Rows:
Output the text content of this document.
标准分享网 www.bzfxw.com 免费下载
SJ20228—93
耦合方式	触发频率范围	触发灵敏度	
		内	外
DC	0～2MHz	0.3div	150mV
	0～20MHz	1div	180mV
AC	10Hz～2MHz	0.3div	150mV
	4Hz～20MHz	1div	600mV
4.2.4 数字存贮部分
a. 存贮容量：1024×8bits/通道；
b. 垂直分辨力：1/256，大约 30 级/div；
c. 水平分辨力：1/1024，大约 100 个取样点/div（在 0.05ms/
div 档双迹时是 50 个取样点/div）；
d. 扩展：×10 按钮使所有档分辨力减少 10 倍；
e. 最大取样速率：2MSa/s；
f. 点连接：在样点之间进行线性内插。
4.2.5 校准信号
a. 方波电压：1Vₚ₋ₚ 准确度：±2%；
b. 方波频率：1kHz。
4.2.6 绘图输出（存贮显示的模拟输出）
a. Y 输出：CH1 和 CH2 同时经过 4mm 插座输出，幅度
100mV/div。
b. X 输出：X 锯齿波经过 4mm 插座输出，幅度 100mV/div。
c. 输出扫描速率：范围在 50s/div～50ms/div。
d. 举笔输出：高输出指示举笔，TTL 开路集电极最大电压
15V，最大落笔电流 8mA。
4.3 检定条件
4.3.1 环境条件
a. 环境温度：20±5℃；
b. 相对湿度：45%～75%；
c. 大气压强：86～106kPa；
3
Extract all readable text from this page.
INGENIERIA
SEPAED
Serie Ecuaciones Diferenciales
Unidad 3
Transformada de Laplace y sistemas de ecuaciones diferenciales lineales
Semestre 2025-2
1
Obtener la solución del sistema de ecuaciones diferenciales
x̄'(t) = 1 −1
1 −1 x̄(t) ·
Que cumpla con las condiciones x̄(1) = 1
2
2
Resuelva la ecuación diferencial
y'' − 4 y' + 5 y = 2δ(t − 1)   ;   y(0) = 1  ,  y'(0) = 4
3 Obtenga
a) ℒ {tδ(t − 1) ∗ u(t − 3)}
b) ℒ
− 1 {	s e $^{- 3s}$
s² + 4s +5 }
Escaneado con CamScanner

The task:
Scan the material above. Extract every line in which the word "个取样点" occurs.

Finished exercise:
c. 水平分辨力：1/1024，大约 100 个取样点/div（在 0.05ms/
div 档双迹时是 50 个取样点/div）；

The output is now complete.